Recorded data:
+-------+
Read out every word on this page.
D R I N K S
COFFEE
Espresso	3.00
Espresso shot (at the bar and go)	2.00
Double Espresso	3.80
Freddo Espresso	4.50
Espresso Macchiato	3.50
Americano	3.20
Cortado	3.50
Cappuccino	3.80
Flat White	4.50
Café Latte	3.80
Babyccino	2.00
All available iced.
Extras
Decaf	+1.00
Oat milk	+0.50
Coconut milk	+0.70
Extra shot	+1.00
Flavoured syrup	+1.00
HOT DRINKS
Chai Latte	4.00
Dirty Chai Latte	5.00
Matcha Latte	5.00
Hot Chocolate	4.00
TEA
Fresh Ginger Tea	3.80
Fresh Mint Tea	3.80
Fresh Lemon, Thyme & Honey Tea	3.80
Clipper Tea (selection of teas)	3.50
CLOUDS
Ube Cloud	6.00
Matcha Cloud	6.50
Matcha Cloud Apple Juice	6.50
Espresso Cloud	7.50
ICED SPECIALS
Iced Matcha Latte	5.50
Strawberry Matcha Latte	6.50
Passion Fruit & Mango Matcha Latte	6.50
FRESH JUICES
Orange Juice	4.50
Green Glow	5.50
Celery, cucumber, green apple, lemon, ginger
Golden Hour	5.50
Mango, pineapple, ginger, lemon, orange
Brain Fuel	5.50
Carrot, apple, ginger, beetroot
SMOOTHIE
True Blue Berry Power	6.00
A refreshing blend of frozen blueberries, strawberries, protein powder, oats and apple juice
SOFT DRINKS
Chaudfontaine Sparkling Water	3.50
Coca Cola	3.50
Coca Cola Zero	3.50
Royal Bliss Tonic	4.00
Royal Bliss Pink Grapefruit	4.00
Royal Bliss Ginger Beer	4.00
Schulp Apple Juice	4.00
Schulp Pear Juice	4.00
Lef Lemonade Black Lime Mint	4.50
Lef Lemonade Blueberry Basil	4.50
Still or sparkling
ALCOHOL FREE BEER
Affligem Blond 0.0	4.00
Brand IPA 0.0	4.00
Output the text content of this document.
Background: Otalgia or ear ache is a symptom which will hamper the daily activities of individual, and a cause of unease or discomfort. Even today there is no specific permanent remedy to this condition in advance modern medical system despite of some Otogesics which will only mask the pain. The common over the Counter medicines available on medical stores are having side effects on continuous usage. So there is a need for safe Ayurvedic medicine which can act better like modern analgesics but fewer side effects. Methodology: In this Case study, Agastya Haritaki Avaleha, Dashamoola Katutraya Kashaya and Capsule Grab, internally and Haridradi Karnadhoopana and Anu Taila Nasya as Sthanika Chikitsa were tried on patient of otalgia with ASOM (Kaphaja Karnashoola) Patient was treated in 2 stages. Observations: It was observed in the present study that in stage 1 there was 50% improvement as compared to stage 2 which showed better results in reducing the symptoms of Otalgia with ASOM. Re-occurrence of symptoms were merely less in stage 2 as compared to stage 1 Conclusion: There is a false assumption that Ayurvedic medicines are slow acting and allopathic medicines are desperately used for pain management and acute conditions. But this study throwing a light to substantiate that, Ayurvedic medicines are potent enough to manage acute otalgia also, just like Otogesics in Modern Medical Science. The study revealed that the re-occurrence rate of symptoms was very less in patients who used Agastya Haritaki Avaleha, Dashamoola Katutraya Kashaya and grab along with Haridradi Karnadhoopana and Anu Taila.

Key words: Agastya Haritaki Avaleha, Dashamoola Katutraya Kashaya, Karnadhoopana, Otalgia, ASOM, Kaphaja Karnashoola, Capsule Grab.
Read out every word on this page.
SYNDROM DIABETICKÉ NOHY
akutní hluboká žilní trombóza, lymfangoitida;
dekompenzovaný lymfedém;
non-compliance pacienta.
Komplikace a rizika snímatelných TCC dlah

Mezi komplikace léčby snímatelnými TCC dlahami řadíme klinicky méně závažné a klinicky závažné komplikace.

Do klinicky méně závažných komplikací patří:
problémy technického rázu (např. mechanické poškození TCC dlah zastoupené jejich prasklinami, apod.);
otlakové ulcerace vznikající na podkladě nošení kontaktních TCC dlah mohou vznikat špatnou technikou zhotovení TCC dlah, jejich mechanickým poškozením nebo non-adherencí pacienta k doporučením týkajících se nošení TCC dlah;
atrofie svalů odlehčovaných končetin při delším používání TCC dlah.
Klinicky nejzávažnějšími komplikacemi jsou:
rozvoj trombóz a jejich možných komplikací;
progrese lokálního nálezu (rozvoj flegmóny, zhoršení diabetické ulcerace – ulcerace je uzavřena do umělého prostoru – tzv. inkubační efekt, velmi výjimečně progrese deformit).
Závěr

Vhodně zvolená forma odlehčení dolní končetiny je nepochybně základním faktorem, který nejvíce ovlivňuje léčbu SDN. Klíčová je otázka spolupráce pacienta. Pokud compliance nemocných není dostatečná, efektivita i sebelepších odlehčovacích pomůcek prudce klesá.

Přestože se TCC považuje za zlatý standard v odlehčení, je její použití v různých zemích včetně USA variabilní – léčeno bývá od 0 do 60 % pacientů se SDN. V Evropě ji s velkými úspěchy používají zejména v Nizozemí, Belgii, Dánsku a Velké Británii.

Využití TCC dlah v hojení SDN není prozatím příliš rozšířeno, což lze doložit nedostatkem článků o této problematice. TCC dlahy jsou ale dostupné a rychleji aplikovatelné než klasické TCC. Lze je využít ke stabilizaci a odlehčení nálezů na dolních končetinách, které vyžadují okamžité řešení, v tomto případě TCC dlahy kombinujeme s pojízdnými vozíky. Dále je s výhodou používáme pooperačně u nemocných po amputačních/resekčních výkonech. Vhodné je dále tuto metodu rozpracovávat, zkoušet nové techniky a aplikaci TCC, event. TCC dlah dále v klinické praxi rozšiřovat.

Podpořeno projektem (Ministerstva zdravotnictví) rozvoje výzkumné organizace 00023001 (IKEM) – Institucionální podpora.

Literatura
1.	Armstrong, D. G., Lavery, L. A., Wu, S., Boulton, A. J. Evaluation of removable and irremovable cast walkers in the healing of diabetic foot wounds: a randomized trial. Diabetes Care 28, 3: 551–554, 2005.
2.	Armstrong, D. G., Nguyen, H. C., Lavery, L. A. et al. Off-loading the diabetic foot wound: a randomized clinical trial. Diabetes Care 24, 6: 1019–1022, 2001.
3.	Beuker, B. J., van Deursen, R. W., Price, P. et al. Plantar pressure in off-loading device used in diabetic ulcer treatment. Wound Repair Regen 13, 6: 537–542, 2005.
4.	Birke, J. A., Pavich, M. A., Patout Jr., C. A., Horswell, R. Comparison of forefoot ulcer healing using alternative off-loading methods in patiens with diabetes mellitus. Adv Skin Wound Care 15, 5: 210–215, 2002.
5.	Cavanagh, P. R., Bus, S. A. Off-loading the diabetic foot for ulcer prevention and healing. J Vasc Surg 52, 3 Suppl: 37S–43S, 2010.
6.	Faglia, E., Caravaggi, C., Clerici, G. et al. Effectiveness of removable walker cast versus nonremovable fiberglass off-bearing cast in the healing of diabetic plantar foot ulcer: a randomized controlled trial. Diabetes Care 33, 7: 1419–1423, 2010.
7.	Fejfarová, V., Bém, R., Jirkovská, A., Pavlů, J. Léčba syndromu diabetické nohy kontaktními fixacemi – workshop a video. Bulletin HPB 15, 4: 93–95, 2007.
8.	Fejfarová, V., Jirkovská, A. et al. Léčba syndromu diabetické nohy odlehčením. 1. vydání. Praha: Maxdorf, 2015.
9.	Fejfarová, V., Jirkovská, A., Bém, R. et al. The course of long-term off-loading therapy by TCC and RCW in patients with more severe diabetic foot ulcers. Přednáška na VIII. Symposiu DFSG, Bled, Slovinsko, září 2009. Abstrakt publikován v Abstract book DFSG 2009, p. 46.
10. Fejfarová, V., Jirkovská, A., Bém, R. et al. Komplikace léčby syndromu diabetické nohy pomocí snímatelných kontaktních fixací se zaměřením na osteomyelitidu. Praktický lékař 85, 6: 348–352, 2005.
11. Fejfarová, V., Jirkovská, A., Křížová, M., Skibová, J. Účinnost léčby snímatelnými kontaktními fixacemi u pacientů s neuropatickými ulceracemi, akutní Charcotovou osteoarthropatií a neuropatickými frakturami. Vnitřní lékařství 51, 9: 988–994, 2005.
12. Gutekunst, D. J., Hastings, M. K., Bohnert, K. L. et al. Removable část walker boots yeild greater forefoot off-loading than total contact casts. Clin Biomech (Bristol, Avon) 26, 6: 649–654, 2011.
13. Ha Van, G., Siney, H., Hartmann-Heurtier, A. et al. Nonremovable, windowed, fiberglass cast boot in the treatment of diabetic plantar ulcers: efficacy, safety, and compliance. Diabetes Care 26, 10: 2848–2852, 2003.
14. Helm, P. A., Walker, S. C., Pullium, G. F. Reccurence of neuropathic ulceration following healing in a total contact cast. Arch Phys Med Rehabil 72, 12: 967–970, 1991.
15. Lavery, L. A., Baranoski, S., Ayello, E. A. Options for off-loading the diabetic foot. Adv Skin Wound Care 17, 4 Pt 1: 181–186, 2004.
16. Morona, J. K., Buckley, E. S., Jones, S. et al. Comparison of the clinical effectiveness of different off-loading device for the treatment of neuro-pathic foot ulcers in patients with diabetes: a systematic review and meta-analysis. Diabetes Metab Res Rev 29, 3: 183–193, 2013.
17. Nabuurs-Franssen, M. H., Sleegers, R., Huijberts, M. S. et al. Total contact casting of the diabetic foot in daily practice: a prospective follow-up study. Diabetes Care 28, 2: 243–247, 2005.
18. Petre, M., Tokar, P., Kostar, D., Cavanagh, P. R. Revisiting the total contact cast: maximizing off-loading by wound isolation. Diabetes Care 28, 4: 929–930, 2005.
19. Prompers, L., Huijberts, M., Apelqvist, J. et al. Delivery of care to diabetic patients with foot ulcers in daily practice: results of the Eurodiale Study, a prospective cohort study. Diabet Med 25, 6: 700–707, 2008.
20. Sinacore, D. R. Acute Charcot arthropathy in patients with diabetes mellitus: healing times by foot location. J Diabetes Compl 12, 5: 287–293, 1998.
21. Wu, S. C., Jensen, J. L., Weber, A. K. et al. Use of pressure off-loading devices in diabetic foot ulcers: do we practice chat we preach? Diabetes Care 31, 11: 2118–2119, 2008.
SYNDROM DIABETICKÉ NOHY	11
+-------+
-- What you are asked to do --
Among the entries, find each line that includes the string "snímatelnými" and copy it.

-- Solution --
Mezi komplikace léčby snímatelnými TCC dlahami řadíme klinicky méně závažné a klinicky závažné komplikace.
11. Fejfarová, V., Jirkovská, A., Křížová, M., Skibová, J. Účinnost léčby snímatelnými kontaktními fixacemi u pacientů s neuropatickými ulceracemi, akutní Charcotovou osteoarthropatií a neuropatickými frakturami. Vnitřní lékařství 51, 9: 988–994, 2005.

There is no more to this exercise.